→ Written request
Note each line where "heading" appears, and copy it.

→ Rows
========================
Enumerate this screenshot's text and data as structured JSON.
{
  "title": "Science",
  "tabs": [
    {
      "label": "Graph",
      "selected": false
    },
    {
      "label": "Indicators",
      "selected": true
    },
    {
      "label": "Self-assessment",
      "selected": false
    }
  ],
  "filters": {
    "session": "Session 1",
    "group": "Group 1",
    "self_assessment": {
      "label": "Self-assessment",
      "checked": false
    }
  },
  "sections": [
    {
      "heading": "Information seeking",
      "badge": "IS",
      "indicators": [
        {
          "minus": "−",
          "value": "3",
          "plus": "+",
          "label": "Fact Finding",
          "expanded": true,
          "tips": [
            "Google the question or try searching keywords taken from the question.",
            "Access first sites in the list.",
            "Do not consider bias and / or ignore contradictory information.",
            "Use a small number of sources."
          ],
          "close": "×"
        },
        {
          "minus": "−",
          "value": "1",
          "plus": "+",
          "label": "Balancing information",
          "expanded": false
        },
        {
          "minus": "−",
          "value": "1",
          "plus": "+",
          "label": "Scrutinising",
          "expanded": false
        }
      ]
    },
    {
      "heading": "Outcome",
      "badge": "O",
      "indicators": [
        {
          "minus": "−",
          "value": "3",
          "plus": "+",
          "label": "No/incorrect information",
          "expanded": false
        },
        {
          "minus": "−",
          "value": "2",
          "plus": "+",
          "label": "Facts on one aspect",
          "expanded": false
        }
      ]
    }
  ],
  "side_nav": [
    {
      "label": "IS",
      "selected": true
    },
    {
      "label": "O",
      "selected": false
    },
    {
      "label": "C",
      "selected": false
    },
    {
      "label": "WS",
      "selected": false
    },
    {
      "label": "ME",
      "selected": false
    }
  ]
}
========================
→ Answer to the exercise
      "heading": "Information seeking",
      "heading": "Outcome",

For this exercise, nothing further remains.